TEXT BLOCK -
>>>

The customer agrees that the Company may install software updates, error corrections, and software upgrades to the Service as the Company deems necessary from time to time. All such updates, error corrections and upgrades will be considered part of the Service for purposes of this Agreement.

Applicable Laws.

Customer’s access to and use of the Service is subject to all applicable international and local laws and regulations. Customers may not use the Service for any personal information or Customer Content in violation or to violate any law, rule or regulation. Ensuring Customer’s use of the Service is compliant with applicable laws is the responsibility of the Customer.

Prohibited Products/ Services

Matrevic Invoices does not allow the merchant to use our payment gateway to offer products or services that are considered prohibited by law or contravene the intellectual prperty rights of third parties.

The Transaction processor will not support the following products and services

1. Adult content and pornography

2. Alcohol and Drug products

3. Firearms or Ammunition

4. Hazardous materials, Combustibles, Corrosives

5. Online betting and gambling

6. Money laundering

7. Instances, where in our discretion, the Merchant is using deceptive or misleading marketing prices or selling products or services with unsabstantiated claims.

Suspension of Service.

The company has the right to immediately suspend the Service:

In order to prevent damage to or degradation of the Service or unauthorized or non-compliant use For operational reasons such as repair, maintenance, improvement or because of any Emergency.

If, following notice from Company, Customer has failed to pay any amounts due and owing. In the case of (a) or (b)

Company will give Customer prior notice if reasonable and will ensure that the Service is restored as soon as possible after the event given rise to suspension has been resolved to Company’s reasonable satisfaction.

Data Licenses.

Customer Content as between the Company and Customer, all title and intellectual property rights in and to all electronic data or information submitted to and stored in the Service that is owned by the Customer.


The Customer acknowledges and agrees that in connection with the provision of the Service, the Company may store and maintain Customer Content for a period of time consistent with Company’s standard business processes for the Service.

Following expiration or termination of the Agreement of a Customer account, if applicable, the Company may deactivate the applicable Customer account(s) and delete any data therein.

Customer grants Company the right to host, use, process, display and transmit Customer Content to provide the Service pursuant to and in accordance to this Agreement and the applicable Order Form.

The Customer has sole responsibility for the accuracy, quality, integrity, legality, reliability, and appropriateness of Customer Content, and for obtaining all rights related to Customer Content required by the Company to perform the Service.

Aggregated Data.

Customer agrees that, subject to Company’s confidentiality obligations in this Agreement, the Company may

capture data regarding the use of the Service by Customer and its end user collect metrics and data included in Customer Content, and aggregate and analyze any metrics and data collected pursuant to subsections (a) and/or (b) of this sentence (collectively, the Aggregated Data).

<<<

PROBLEMS -
1. For each statement below, decide whether the service terms agree with it. Answer yes or no, and quote the deciding words from the terms. (a) The Company may install software updates to the Service whenever it deems them necessary. (b) The Transaction processor supports online betting and gambling. (c) The Company is responsible for ensuring that the Customer's use of the Service complies with applicable laws.
2. Write the next part of the service terms, starting after the sentence that defines the Aggregated Data.

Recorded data
>>>

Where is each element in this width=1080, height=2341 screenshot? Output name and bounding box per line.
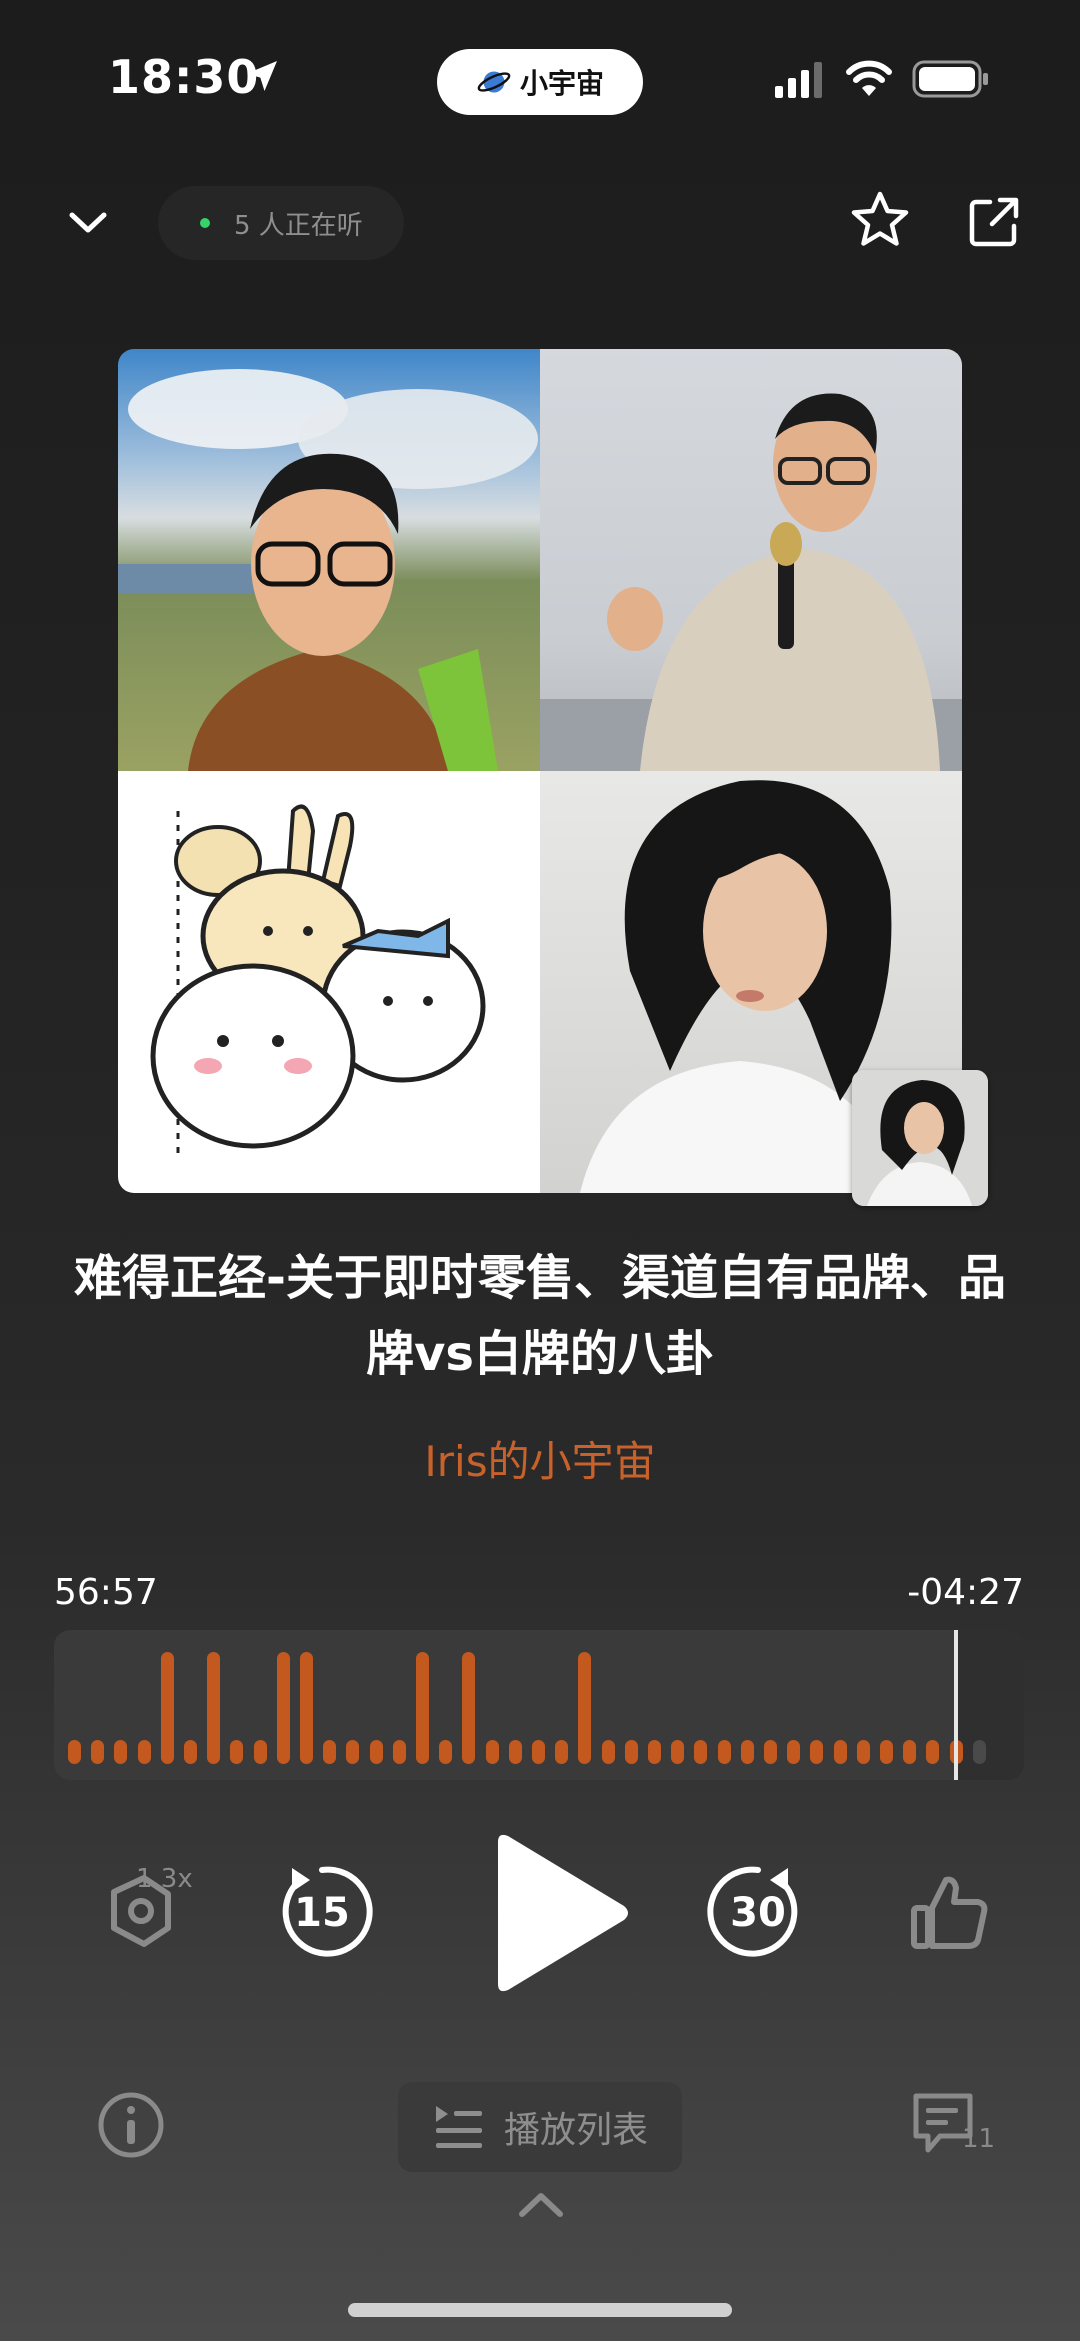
episode-cover	[118, 349, 962, 1193]
waveform-bar	[856, 1740, 870, 1764]
waveform-bar	[578, 1652, 592, 1764]
waveform-bar	[416, 1652, 429, 1764]
episode-title: 难得正经-关于即时零售、渠道自有品牌、品牌vs白牌的八卦	[74, 1250, 1006, 1382]
share-icon[interactable]	[964, 192, 1024, 252]
rewind-15-icon: 15	[282, 1866, 373, 1957]
home-indicator[interactable]	[348, 2303, 732, 2317]
elapsed-time: 56:57	[54, 1572, 158, 1613]
playhead[interactable]	[954, 1630, 958, 1780]
thumbs-up-icon[interactable]	[908, 1870, 992, 1954]
playlist-icon	[435, 2106, 482, 2148]
host-avatar-thumbnail[interactable]	[852, 1070, 988, 1206]
star-icon[interactable]	[848, 188, 912, 252]
waveform-bar	[648, 1740, 661, 1764]
waveform-bar	[532, 1740, 545, 1764]
cover-photo-speaker	[540, 349, 962, 771]
waveform-bar	[624, 1740, 638, 1764]
app-pill-label: 小宇宙	[519, 67, 604, 100]
forward-30-button[interactable]: 30	[706, 1860, 810, 1964]
waveform-bar	[369, 1740, 383, 1764]
waveform-bar	[833, 1740, 847, 1764]
waveform-bar	[346, 1740, 360, 1764]
waveform-bar	[160, 1652, 174, 1764]
location-arrow-icon	[247, 61, 277, 91]
waveform-bar	[392, 1740, 406, 1764]
waveform-bar	[462, 1652, 476, 1764]
waveform-scrubber[interactable]	[54, 1630, 1024, 1780]
waveform-bar	[114, 1740, 128, 1764]
waveform-bar	[601, 1740, 615, 1764]
waveform-bar	[926, 1740, 940, 1764]
waveform-bar	[694, 1740, 708, 1764]
remaining-time: -04:27	[907, 1572, 1024, 1613]
waveform-bar	[740, 1740, 754, 1764]
comment-count: 11	[962, 2124, 996, 2154]
waveform-bar	[207, 1652, 221, 1764]
play-icon[interactable]	[484, 1828, 634, 1998]
chevron-up-icon[interactable]	[516, 2186, 566, 2222]
waveform-bar	[903, 1740, 917, 1764]
planet-icon	[477, 71, 511, 93]
waveform-bar	[276, 1652, 290, 1764]
speed-label: 1.3x	[136, 1864, 193, 1894]
waveform-bar	[880, 1740, 893, 1764]
waveform-bar	[137, 1740, 151, 1764]
live-dot-icon	[200, 218, 210, 228]
waveform-bar	[439, 1740, 453, 1764]
chevron-down-icon[interactable]	[64, 198, 112, 246]
cover-cartoon-illustration	[118, 771, 540, 1193]
waveform-bar	[764, 1740, 777, 1764]
cover-photo-man-outdoors	[118, 349, 540, 771]
playlist-button[interactable]: 播放列表	[398, 2082, 682, 2172]
waveform-bar	[485, 1740, 499, 1764]
waveform-bar	[508, 1740, 522, 1764]
waveform-bar	[717, 1740, 731, 1764]
app-pill[interactable]: 小宇宙	[437, 49, 643, 115]
battery-icon	[912, 60, 988, 98]
signal-icon	[775, 62, 822, 98]
listener-count: 5 人正在听	[234, 210, 363, 241]
waveform-bar	[555, 1740, 569, 1764]
waveform-bar	[972, 1740, 986, 1764]
waveform-bar	[184, 1740, 197, 1764]
waveform-bar	[810, 1740, 824, 1764]
status-time: 18:30	[108, 50, 260, 104]
waveform-bar	[91, 1740, 105, 1764]
podcast-channel-link[interactable]: Iris的小宇宙	[0, 1428, 1080, 1489]
wifi-icon	[846, 60, 892, 96]
waveform-bar	[300, 1652, 313, 1764]
listener-count-pill: 5 人正在听	[158, 186, 404, 260]
waveform-bar	[68, 1740, 81, 1764]
forward-30-icon: 30	[707, 1866, 798, 1957]
waveform-bar	[230, 1740, 244, 1764]
waveform-bar	[253, 1740, 267, 1764]
waveform-bar	[787, 1740, 801, 1764]
info-icon[interactable]	[96, 2090, 166, 2160]
forward-seconds: 30	[730, 1890, 786, 1936]
waveform-bar	[323, 1740, 337, 1764]
playlist-label: 播放列表	[503, 2110, 648, 2151]
rewind-seconds: 15	[294, 1890, 350, 1936]
rewind-15-button[interactable]: 15	[270, 1860, 374, 1964]
waveform-bar	[671, 1740, 685, 1764]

<<<

EXPECTED RESULTS -
1.
(a) Yes: "the Company may install software updates, error corrections, and software upgrades to the Service as the Company deems necessary from time to time."
(b) No: "The Transaction processor will not support the following products and services" includes "5. Online betting and gambling".
(c) No: "Ensuring Customer’s use of the Service is compliant with applicable laws is the responsibility of the Customer."

2.
The Customer agrees that Company may use, reproduce, distribute and prepare derivative works from the Customer Content, solely as incorporated into Aggregated Data, provided that under no circumstances will Company use the Aggregated Data in a way that identifies Customer or its users as the source of the data.

Third-Party Services.

Third-party technology and services may be linked or integrate with the Service. You should contact the service administrator or webmaster for a Third-Party Service(s) if you have concerns regarding such Third-Party Services.

We are not responsible for and have no control over the content of any Third-Party Services and do not make any representations regarding the content or accuracy of any materials on such Third-Party Services.

Any dealings you have with third parties found while using the Service are between you and the third party, and you agree that the Company is not liable for any loss or claim that you may have against any such third party.

You represent and warrant that you agree to and will not violate the applicable terms and conditions of any Third-Party Services. The company is not responsible for the accuracy, availability or reliability of any information, content, products, data, opinions, advice or statements made available in connection with the Third party services.

As such, company will not be liable for any damage or loss caused or alleged to be caused by or in connection with use of or reliance on any such Third-party services, except as expressly permitted in this Agreement or as otherwise agreed by Company in writing.

The Customer is prohibited from linking to the Service, framing of all or any portion of the Service, and the extraction of data from the Service. Company reserves the right to disable any unauthorized links or frames.

Intellectual Property.

Proprietary Rights. Company’s intellectual property, including, without limitation the Service, its trademarks and copyrights and excluding any Customer Content contained therein, and any modification thereof and will remain the exclusive property of the Company and its licensors.

No licenses or rights are granted to Customers except for the limited rights expressly granted in this Agreement.

Feedback.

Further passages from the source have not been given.